How do you full text search an Amazon S3 bucket? - amazon-web-services

I have a bucket on S3 in which I have large amount of text files.
I want to search for some text within a text file. It contains raw data only.
And each text file has a different name.
For example, I have a bucket name:
abc/myfolder/abac.txt
xyx/myfolder1/axc.txt
& I want to search text like "I am human" in the above text files.
How to achieve this? Is it even possible?

The only way to do this will be via CloudSearch, which can use S3 as a source. It works using rapid retrieval to build an index. This should work very well but thoroughly check out the pricing model to make sure that this won't be too costly for you.
The alternative is as Jack said - you'd otherwise need to transfer the files out of S3 to an EC2 and build a search application there.

Since october 1st, 2015 Amazon offers another search service with Elastic Search, in more or less the same vein as cloud search you can stream data from Amazon S3 buckets.
It will work with a lambda function to make sure any new data sent to an S3 bucket triggers an event notification to this Lambda and update the ES index.
All steps are well detailed in amazon doc with Java and Javascript example.
At a high level, setting up to stream data to Amazon ES requires the following steps:
Creating an Amazon S3 bucket and an Amazon ES domain
Creating a Lambda deployment package.
Configuring a Lambda function.
Granting authorization to stream data to Amazon ES.

Although not an AWS native service, there is Mixpeek, which runs text extraction like Tika, Tesseract and ImageAI on your S3 files then places them in a Lucene index to make them searchable.
You integrate it as follows:
Download the module: https://github.com/mixpeek/mixpeek-python
Import the module and your API keys:
from mixpeek import Mixpeek, S3
from config import mixpeek_api_key, aws
Instantiate the S3 class (which uses boto3 and requests):
s3 = S3(
aws_access_key_id=aws['aws_access_key_id'],
aws_secret_access_key=aws['aws_secret_access_key'],
region_name='us-east-2',
mixpeek_api_key=mixpeek_api_key
)
Upload one or more existing S3 files:
# upload all S3 files in bucket "demo"
s3.upload_all(bucket_name="demo")
# upload one single file called "prescription.pdf" in bucket "demo"
s3.upload_one(s3_file_name="prescription.pdf", bucket_name="demo")

(Collected data entries)
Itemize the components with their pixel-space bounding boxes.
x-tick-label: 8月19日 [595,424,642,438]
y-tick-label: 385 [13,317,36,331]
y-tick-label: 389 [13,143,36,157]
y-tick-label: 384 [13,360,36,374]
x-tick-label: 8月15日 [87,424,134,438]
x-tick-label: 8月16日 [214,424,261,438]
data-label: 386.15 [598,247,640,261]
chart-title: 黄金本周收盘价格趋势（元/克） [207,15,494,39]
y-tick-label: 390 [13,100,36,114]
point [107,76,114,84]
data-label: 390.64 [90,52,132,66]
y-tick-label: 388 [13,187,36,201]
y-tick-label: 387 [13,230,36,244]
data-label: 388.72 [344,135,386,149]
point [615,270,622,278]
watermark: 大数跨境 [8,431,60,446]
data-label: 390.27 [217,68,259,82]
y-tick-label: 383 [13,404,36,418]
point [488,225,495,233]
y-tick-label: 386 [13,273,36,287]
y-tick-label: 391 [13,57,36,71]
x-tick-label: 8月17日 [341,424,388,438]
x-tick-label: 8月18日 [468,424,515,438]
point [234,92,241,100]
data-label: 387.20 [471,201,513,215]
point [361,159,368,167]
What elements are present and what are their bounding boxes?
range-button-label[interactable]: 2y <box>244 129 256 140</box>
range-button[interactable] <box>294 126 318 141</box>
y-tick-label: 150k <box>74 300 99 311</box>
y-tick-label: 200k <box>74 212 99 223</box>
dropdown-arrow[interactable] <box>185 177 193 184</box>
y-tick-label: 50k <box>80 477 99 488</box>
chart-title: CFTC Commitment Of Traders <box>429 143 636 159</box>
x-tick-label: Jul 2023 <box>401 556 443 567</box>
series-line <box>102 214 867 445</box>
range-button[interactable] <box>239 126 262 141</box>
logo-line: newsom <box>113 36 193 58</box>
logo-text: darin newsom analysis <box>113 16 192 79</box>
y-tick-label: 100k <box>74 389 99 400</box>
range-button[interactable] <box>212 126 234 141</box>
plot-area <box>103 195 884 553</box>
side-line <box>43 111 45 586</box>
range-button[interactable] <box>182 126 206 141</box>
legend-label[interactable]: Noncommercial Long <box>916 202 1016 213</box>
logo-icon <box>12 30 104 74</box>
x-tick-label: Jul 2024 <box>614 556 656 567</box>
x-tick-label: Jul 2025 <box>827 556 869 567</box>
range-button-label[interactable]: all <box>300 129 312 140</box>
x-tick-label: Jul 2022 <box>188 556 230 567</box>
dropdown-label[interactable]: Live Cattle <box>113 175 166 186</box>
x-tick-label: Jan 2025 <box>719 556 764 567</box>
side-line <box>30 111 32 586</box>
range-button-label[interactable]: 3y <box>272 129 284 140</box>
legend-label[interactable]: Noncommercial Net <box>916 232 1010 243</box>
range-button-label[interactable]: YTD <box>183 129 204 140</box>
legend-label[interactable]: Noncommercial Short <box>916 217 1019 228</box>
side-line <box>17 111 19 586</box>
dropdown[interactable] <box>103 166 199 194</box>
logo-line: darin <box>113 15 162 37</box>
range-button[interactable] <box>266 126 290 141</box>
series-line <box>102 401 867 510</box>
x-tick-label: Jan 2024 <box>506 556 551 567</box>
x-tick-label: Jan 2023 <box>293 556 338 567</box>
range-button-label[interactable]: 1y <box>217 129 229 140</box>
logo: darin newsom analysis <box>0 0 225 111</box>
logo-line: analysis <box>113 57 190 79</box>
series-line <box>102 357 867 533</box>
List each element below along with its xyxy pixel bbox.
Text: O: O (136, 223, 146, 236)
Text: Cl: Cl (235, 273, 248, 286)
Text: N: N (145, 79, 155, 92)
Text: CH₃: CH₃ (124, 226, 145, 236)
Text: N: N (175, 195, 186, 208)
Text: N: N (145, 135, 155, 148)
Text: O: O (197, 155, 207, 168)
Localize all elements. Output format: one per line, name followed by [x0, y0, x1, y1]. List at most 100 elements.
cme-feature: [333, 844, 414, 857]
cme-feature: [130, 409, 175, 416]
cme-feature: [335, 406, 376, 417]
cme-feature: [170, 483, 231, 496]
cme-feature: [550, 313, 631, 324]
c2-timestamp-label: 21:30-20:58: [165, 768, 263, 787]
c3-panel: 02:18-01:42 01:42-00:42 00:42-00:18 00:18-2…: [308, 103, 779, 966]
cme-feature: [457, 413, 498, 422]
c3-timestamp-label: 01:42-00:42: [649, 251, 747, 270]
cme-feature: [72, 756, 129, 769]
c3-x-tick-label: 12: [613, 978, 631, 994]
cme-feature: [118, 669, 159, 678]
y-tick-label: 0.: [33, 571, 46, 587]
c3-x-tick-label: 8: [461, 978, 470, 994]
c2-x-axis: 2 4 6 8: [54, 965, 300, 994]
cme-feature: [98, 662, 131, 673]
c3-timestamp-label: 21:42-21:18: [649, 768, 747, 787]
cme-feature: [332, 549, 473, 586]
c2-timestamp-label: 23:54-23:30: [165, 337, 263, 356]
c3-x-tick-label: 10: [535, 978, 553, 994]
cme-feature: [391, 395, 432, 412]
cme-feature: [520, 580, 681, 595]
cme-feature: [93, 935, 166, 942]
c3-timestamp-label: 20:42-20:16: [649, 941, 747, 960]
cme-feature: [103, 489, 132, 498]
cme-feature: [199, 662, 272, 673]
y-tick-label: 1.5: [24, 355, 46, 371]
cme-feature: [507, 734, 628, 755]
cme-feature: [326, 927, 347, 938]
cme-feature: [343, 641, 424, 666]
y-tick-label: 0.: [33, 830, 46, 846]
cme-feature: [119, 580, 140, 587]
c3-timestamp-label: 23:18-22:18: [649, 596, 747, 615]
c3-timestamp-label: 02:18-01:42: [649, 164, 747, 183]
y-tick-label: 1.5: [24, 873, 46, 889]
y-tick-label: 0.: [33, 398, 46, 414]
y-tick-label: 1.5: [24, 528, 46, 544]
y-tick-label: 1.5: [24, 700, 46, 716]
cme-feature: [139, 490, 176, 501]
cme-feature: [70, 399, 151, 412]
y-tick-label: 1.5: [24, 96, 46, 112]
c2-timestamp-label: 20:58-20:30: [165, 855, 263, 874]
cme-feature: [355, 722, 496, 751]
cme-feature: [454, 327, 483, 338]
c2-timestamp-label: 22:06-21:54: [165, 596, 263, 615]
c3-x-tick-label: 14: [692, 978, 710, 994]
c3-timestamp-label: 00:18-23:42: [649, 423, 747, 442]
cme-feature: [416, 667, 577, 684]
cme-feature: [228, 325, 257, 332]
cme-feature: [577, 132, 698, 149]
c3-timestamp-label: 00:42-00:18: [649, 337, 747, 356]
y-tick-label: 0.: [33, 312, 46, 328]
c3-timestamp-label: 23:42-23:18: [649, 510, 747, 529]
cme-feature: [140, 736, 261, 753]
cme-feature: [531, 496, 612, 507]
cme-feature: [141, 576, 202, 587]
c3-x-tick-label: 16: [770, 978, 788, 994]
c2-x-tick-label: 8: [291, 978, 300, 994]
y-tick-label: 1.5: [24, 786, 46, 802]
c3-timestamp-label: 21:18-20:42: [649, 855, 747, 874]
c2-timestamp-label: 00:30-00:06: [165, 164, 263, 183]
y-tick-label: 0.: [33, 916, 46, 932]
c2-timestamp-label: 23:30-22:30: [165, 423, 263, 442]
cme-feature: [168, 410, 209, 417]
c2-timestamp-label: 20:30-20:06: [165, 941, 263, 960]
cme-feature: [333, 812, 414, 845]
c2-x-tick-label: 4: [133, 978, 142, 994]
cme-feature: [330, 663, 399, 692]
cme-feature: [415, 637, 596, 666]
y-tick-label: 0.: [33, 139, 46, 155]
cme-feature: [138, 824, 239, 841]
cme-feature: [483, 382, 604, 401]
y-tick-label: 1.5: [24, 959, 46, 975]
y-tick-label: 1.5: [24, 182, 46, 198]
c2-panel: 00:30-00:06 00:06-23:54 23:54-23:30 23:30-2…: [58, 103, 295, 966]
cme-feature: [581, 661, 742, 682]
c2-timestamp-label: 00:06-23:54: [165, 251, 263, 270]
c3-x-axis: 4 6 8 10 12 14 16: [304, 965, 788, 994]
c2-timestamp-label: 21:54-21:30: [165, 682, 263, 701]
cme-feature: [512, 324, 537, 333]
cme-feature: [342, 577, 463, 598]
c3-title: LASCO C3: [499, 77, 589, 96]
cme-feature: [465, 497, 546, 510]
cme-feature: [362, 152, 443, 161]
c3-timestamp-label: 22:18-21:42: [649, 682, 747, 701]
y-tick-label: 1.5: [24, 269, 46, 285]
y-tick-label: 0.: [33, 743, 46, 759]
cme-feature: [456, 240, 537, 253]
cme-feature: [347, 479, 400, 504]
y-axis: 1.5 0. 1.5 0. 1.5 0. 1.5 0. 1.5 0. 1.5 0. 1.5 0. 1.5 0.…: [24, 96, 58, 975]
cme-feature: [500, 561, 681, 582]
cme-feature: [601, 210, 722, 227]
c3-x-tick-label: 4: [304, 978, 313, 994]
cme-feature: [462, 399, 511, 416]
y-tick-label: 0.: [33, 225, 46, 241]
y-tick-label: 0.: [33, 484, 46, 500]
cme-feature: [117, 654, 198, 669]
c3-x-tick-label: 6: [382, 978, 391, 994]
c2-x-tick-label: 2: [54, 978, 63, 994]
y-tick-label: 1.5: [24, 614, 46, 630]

> _Required work_:
1 > In the thread on searching S3, since what date has Amazon offered a search service with Elastic Search?
2 > Do the following statements agree with the thread on searching S3? Answer yes or no for each and quote the words of the thread that decide it.
(a) CloudSearch can use S3 as a source.
(b) Mixpeek is an AWS native service.
(c) Instead of CloudSearch, one could move the files out of S3 to an EC2 and build a search application there.

> _Set of answers_:
1 > Since October 1st, 2015.

2 >
(a) Yes: "which can use S3 as a source"
(b) No: "Although not an AWS native service, there is Mixpeek"
(c) Yes: "you'd otherwise need to transfer the files out of S3 to an EC2 and build a search application there"